▶ **읽을 발췌문**

[102] Attention Augmented Convolutional Networks

TL;DR

I read this because.. : DETR이 인용. transformer의 FFN은 1x1 convolution 같아서 encoder가 FFN을 통해 "attention augmented convolutional networks"로 볼 수 있다고 얘기해서 궁금해서 읽음.
task : image classification / object detection
problem : CNN은 local한 정보밖에 못보나 self-attention은 long-range를 볼 수 있다.
idea : 둘이 결합해보자!
architecture : 이미지가 들어오면 (h, w) 차원에서 MSA (hidden vector = channel 차원) 적용. 각 pixel에 대해서는 relative poisitonal embedding. 이걸 Conv 결과랑 Concat 하는게 Attention-augmented convolution
baseline : ResNet50, RetinaNet50, channel wise reweighing(Squeeze-and-Excitation, Gather-Excite), channel / spatial reweighing independently(BAM, CBAM)
data : ImageNet, COCO
evaluation : accuracy / mAP
result : ImageNet / ResNet50에 적용하니 1.3%올랐고, COCO / RetinaNet에 올리니 1.4 mAP 올랐다.
contribution :
limitation / things I cannot understand :

▶ **과제**
발췌문에 따르면 이 방법을 ImageNet에서 ResNet50에 적용했을 때 성능이 얼마나 올랐나요? 답은 위 발췌문에만 근거해 작성하세요.

▶ **제공된 정보**
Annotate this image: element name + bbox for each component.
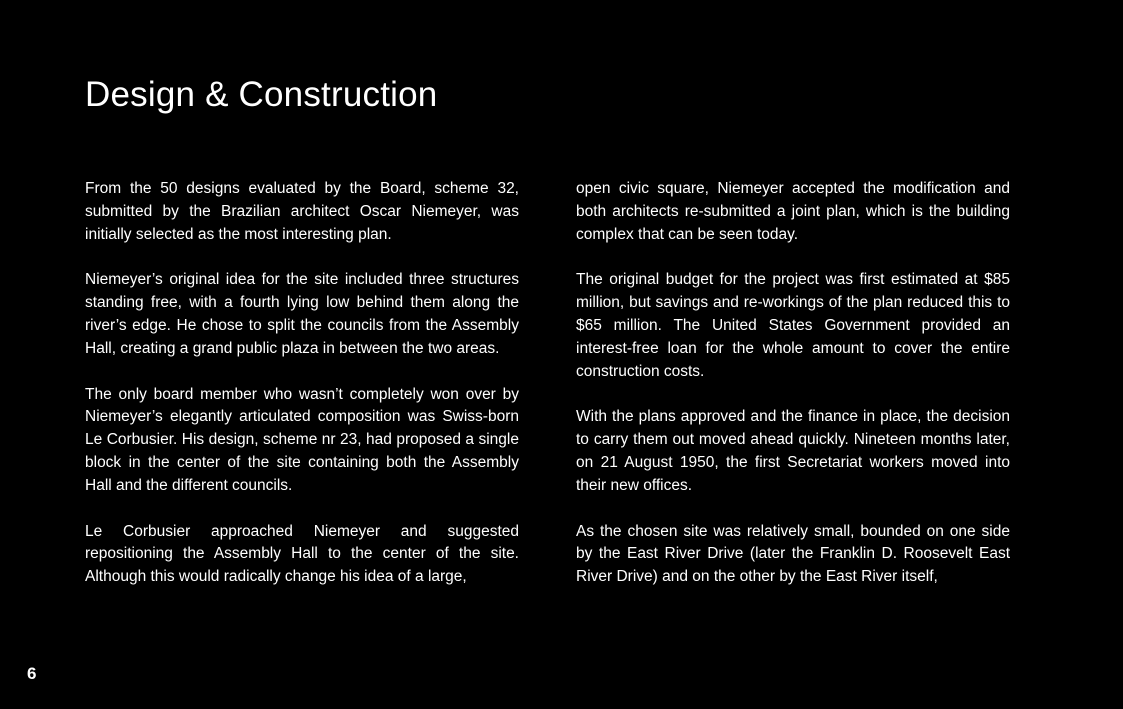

▶ **과제 답변**
1.3% 올랐습니다.